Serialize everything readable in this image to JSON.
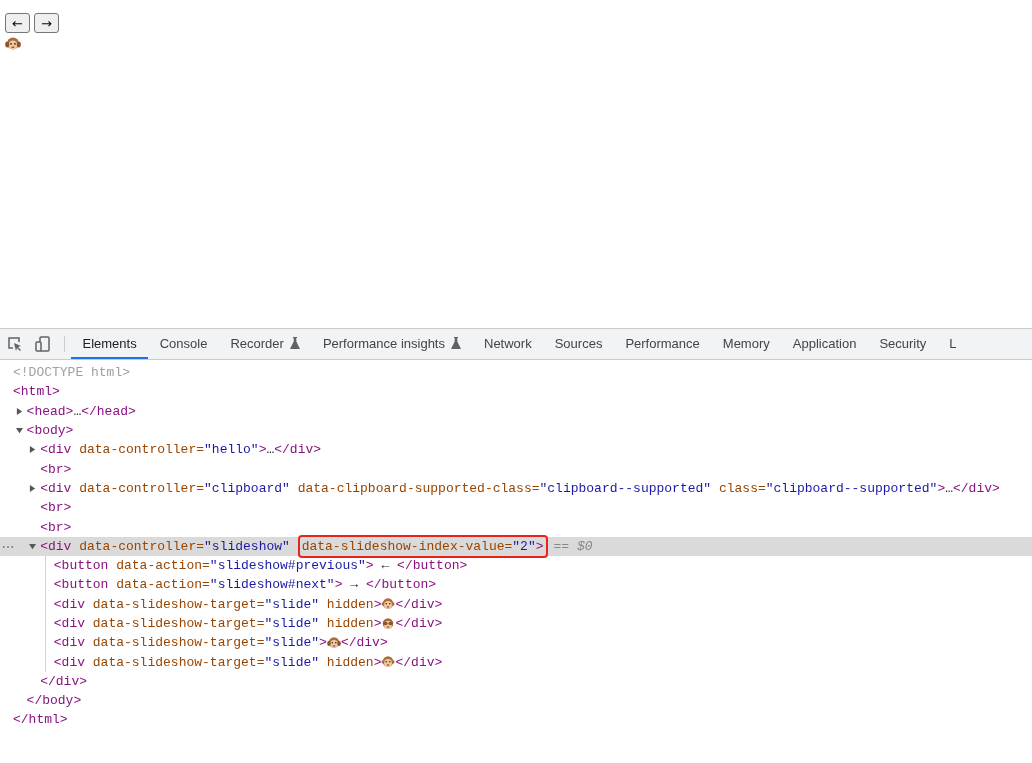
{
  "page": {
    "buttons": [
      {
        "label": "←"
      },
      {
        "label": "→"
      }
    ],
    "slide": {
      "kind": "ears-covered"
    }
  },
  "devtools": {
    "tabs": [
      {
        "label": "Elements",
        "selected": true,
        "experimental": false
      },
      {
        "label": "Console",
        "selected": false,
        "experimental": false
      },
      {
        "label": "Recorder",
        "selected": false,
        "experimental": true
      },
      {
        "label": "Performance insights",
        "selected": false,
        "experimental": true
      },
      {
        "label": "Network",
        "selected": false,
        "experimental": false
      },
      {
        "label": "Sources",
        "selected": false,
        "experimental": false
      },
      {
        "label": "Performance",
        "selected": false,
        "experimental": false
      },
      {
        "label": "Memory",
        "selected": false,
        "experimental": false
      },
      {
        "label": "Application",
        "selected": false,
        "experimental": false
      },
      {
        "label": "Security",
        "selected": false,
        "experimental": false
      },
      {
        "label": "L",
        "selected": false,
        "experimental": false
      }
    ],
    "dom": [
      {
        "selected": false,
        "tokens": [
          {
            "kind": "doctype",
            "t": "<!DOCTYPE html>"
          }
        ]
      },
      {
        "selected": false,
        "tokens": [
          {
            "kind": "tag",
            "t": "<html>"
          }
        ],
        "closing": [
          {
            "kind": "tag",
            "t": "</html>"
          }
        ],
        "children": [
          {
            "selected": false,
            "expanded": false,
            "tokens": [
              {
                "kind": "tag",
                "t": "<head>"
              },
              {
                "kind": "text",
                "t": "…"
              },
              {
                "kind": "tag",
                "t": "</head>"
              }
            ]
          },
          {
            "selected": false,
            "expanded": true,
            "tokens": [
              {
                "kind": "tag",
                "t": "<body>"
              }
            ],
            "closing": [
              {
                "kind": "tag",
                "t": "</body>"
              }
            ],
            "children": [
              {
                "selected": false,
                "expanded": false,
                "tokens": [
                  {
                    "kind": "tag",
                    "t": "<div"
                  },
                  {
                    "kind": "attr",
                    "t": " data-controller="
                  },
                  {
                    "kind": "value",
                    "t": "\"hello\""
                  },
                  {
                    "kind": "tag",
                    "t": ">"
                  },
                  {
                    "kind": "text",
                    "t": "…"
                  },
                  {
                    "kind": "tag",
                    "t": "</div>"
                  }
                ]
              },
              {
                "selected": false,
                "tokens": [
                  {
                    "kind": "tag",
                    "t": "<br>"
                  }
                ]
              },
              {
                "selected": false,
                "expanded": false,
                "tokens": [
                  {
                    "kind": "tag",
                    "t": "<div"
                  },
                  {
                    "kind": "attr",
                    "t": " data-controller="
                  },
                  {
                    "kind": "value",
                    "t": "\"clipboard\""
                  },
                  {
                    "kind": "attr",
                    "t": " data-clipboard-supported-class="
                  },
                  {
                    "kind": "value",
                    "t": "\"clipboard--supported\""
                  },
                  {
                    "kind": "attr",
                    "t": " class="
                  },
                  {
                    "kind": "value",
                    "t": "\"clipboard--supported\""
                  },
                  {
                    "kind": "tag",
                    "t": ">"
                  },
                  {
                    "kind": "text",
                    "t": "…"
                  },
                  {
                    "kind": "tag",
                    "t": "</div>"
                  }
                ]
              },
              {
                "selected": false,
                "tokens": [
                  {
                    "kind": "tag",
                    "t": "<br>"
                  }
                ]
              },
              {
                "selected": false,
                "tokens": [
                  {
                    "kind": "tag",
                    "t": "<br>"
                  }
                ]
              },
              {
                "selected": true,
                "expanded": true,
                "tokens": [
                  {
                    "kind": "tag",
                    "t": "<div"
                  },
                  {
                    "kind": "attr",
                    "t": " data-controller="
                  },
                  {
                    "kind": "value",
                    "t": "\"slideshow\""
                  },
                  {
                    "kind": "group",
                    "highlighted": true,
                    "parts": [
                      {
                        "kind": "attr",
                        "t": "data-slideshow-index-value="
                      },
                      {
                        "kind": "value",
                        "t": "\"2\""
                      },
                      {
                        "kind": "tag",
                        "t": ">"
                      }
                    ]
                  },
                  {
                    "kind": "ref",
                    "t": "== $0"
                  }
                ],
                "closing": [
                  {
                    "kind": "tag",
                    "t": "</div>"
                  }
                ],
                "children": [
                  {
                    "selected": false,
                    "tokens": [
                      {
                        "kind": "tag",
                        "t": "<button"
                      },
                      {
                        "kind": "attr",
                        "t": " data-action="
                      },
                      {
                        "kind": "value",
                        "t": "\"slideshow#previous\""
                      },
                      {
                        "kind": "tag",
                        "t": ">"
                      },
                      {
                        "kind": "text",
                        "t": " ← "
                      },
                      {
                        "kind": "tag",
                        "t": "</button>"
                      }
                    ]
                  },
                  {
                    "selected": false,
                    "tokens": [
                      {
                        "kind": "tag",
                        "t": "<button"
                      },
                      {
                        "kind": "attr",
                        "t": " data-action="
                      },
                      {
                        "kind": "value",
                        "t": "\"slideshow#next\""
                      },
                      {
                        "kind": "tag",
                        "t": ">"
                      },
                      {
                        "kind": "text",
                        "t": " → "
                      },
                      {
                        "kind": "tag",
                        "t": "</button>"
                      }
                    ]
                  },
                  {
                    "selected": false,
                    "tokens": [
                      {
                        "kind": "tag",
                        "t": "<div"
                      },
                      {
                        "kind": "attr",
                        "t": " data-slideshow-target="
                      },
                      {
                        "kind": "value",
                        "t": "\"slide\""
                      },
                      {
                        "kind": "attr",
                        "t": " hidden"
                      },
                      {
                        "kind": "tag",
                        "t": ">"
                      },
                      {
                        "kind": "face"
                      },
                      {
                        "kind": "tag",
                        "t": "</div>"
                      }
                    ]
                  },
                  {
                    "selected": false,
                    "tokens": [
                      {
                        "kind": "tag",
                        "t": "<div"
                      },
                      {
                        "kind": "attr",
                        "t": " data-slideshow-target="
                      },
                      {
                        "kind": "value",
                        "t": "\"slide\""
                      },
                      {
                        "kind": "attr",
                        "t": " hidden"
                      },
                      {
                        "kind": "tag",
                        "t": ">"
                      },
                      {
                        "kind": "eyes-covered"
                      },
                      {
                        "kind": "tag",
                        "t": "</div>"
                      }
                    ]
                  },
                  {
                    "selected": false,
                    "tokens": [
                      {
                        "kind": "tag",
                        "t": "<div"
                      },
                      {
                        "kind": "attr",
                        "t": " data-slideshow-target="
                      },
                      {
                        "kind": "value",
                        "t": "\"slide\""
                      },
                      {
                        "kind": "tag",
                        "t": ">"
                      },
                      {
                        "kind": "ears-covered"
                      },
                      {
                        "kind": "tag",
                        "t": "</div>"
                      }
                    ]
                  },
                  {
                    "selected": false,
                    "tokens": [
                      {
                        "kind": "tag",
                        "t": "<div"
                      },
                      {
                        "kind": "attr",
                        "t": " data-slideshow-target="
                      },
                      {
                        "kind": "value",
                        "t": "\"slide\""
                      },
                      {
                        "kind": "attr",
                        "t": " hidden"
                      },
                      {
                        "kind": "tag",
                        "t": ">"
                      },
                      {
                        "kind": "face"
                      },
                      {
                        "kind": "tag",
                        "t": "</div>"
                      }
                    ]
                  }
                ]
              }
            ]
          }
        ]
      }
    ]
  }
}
_ _ _ _
:: WORK TO DO ::
Every line above should be repeated exactly; pictures stay out of the copy.

:: FINAL ANSWER ::
Serialize everything readable in this image to JSON.
{
  "page": {
    "buttons": [
      {
        "label": "←"
      },
      {
        "label": "→"
      }
    ],
    "slide": {
      "kind": "ears-covered"
    }
  },
  "devtools": {
    "tabs": [
      {
        "label": "Elements",
        "selected": true,
        "experimental": false
      },
      {
        "label": "Console",
        "selected": false,
        "experimental": false
      },
      {
        "label": "Recorder",
        "selected": false,
        "experimental": true
      },
      {
        "label": "Performance insights",
        "selected": false,
        "experimental": true
      },
      {
        "label": "Network",
        "selected": false,
        "experimental": false
      },
      {
        "label": "Sources",
        "selected": false,
        "experimental": false
      },
      {
        "label": "Performance",
        "selected": false,
        "experimental": false
      },
      {
        "label": "Memory",
        "selected": false,
        "experimental": false
      },
      {
        "label": "Application",
        "selected": false,
        "experimental": false
      },
      {
        "label": "Security",
        "selected": false,
        "experimental": false
      },
      {
        "label": "L",
        "selected": false,
        "experimental": false
      }
    ],
    "dom": [
      {
        "selected": false,
        "tokens": [
          {
            "kind": "doctype",
            "t": "<!DOCTYPE html>"
          }
        ]
      },
      {
        "selected": false,
        "tokens": [
          {
            "kind": "tag",
            "t": "<html>"
          }
        ],
        "closing": [
          {
            "kind": "tag",
            "t": "</html>"
          }
        ],
        "children": [
          {
            "selected": false,
            "expanded": false,
            "tokens": [
              {
                "kind": "tag",
                "t": "<head>"
              },
              {
                "kind": "text",
                "t": "…"
              },
              {
                "kind": "tag",
                "t": "</head>"
              }
            ]
          },
          {
            "selected": false,
            "expanded": true,
            "tokens": [
              {
                "kind": "tag",
                "t": "<body>"
              }
            ],
            "closing": [
              {
                "kind": "tag",
                "t": "</body>"
              }
            ],
            "children": [
              {
                "selected": false,
                "expanded": false,
                "tokens": [
                  {
                    "kind": "tag",
                    "t": "<div"
                  },
                  {
                    "kind": "attr",
                    "t": " data-controller="
                  },
                  {
                    "kind": "value",
                    "t": "\"hello\""
                  },
                  {
                    "kind": "tag",
                    "t": ">"
                  },
                  {
                    "kind": "text",
                    "t": "…"
                  },
                  {
                    "kind": "tag",
                    "t": "</div>"
                  }
                ]
              },
              {
                "selected": false,
                "tokens": [
                  {
                    "kind": "tag",
                    "t": "<br>"
                  }
                ]
              },
              {
                "selected": false,
                "expanded": false,
                "tokens": [
                  {
                    "kind": "tag",
                    "t": "<div"
                  },
                  {
                    "kind": "attr",
                    "t": " data-controller="
                  },
                  {
                    "kind": "value",
                    "t": "\"clipboard\""
                  },
                  {
                    "kind": "attr",
                    "t": " data-clipboard-supported-class="
                  },
                  {
                    "kind": "value",
                    "t": "\"clipboard--supported\""
                  },
                  {
                    "kind": "attr",
                    "t": " class="
                  },
                  {
                    "kind": "value",
                    "t": "\"clipboard--supported\""
                  },
                  {
                    "kind": "tag",
                    "t": ">"
                  },
                  {
                    "kind": "text",
                    "t": "…"
                  },
                  {
                    "kind": "tag",
                    "t": "</div>"
                  }
                ]
              },
              {
                "selected": false,
                "tokens": [
                  {
                    "kind": "tag",
                    "t": "<br>"
                  }
                ]
              },
              {
                "selected": false,
                "tokens": [
                  {
                    "kind": "tag",
                    "t": "<br>"
                  }
                ]
              },
              {
                "selected": true,
                "expanded": true,
                "tokens": [
                  {
                    "kind": "tag",
                    "t": "<div"
                  },
                  {
                    "kind": "attr",
                    "t": " data-controller="
                  },
                  {
                    "kind": "value",
                    "t": "\"slideshow\""
                  },
                  {
                    "kind": "group",
                    "highlighted": true,
                    "parts": [
                      {
                        "kind": "attr",
                        "t": "data-slideshow-index-value="
                      },
                      {
                        "kind": "value",
                        "t": "\"2\""
                      },
                      {
                        "kind": "tag",
                        "t": ">"
                      }
                    ]
                  },
                  {
                    "kind": "ref",
                    "t": "== $0"
                  }
                ],
                "closing": [
                  {
                    "kind": "tag",
                    "t": "</div>"
                  }
                ],
                "children": [
                  {
                    "selected": false,
                    "tokens": [
                      {
                        "kind": "tag",
                        "t": "<button"
                      },
                      {
                        "kind": "attr",
                        "t": " data-action="
                      },
                      {
                        "kind": "value",
                        "t": "\"slideshow#previous\""
                      },
                      {
                        "kind": "tag",
                        "t": ">"
                      },
                      {
                        "kind": "text",
                        "t": " ← "
                      },
                      {
                        "kind": "tag",
                        "t": "</button>"
                      }
                    ]
                  },
                  {
                    "selected": false,
                    "tokens": [
                      {
                        "kind": "tag",
                        "t": "<button"
                      },
                      {
                        "kind": "attr",
                        "t": " data-action="
                      },
                      {
                        "kind": "value",
                        "t": "\"slideshow#next\""
                      },
                      {
                        "kind": "tag",
                        "t": ">"
                      },
                      {
                        "kind": "text",
                        "t": " → "
                      },
                      {
                        "kind": "tag",
                        "t": "</button>"
                      }
                    ]
                  },
                  {
                    "selected": false,
                    "tokens": [
                      {
                        "kind": "tag",
                        "t": "<div"
                      },
                      {
                        "kind": "attr",
                        "t": " data-slideshow-target="
                      },
                      {
                        "kind": "value",
                        "t": "\"slide\""
                      },
                      {
                        "kind": "attr",
                        "t": " hidden"
                      },
                      {
                        "kind": "tag",
                        "t": ">"
                      },
                      {
                        "kind": "face"
                      },
                      {
                        "kind": "tag",
                        "t": "</div>"
                      }
                    ]
                  },
                  {
                    "selected": false,
                    "tokens": [
                      {
                        "kind": "tag",
                        "t": "<div"
                      },
                      {
                        "kind": "attr",
                        "t": " data-slideshow-target="
                      },
                      {
                        "kind": "value",
                        "t": "\"slide\""
                      },
                      {
                        "kind": "attr",
                        "t": " hidden"
                      },
                      {
                        "kind": "tag",
                        "t": ">"
                      },
                      {
                        "kind": "eyes-covered"
                      },
                      {
                        "kind": "tag",
                        "t": "</div>"
                      }
                    ]
                  },
                  {
                    "selected": false,
                    "tokens": [
                      {
                        "kind": "tag",
                        "t": "<div"
                      },
                      {
                        "kind": "attr",
                        "t": " data-slideshow-target="
                      },
                      {
                        "kind": "value",
                        "t": "\"slide\""
                      },
                      {
                        "kind": "tag",
                        "t": ">"
                      },
                      {
                        "kind": "ears-covered"
                      },
                      {
                        "kind": "tag",
                        "t": "</div>"
                      }
                    ]
                  },
                  {
                    "selected": false,
                    "tokens": [
                      {
                        "kind": "tag",
                        "t": "<div"
                      },
                      {
                        "kind": "attr",
                        "t": " data-slideshow-target="
                      },
                      {
                        "kind": "value",
                        "t": "\"slide\""
                      },
                      {
                        "kind": "attr",
                        "t": " hidden"
                      },
                      {
                        "kind": "tag",
                        "t": ">"
                      },
                      {
                        "kind": "face"
                      },
                      {
                        "kind": "tag",
                        "t": "</div>"
                      }
                    ]
                  }
                ]
              }
            ]
          }
        ]
      }
    ]
  }
}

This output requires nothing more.